::: RECORDS :::

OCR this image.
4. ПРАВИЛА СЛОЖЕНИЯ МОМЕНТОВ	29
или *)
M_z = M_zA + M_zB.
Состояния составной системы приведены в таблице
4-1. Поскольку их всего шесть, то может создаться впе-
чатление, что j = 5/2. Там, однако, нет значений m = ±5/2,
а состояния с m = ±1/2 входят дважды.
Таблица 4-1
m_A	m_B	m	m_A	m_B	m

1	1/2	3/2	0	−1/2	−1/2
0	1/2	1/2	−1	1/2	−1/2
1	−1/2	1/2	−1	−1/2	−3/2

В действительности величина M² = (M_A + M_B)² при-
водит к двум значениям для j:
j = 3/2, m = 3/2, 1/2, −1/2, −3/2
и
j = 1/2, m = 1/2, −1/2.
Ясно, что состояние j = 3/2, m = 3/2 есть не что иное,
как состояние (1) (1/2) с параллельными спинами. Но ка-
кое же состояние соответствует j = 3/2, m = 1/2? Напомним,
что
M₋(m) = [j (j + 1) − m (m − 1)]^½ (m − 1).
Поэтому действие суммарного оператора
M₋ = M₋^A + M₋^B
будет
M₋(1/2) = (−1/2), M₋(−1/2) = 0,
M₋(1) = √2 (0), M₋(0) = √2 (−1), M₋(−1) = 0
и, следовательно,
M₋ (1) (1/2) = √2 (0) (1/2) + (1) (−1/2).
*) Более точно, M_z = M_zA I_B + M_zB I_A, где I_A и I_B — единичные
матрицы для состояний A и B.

:::

_TASK_:
Above are some records; repeat all of them exactly.

_EXERCISE SOLUTION_:
OCR this image.
4. ПРАВИЛА СЛОЖЕНИЯ МОМЕНТОВ	29
или *)
M_z = M_zA + M_zB.
Состояния составной системы приведены в таблице
4-1. Поскольку их всего шесть, то может создаться впе-
чатление, что j = 5/2. Там, однако, нет значений m = ±5/2,
а состояния с m = ±1/2 входят дважды.
Таблица 4-1
m_A	m_B	m	m_A	m_B	m

1	1/2	3/2	0	−1/2	−1/2
0	1/2	1/2	−1	1/2	−1/2
1	−1/2	1/2	−1	−1/2	−3/2

В действительности величина M² = (M_A + M_B)² при-
водит к двум значениям для j:
j = 3/2, m = 3/2, 1/2, −1/2, −3/2
и
j = 1/2, m = 1/2, −1/2.
Ясно, что состояние j = 3/2, m = 3/2 есть не что иное,
как состояние (1) (1/2) с параллельными спинами. Но ка-
кое же состояние соответствует j = 3/2, m = 1/2? Напомним,
что
M₋(m) = [j (j + 1) − m (m − 1)]^½ (m − 1).
Поэтому действие суммарного оператора
M₋ = M₋^A + M₋^B
будет
M₋(1/2) = (−1/2), M₋(−1/2) = 0,
M₋(1) = √2 (0), M₋(0) = √2 (−1), M₋(−1) = 0
и, следовательно,
M₋ (1) (1/2) = √2 (0) (1/2) + (1) (−1/2).
*) Более точно, M_z = M_zA I_B + M_zB I_A, где I_A и I_B — единичные
матрицы для состояний A и B.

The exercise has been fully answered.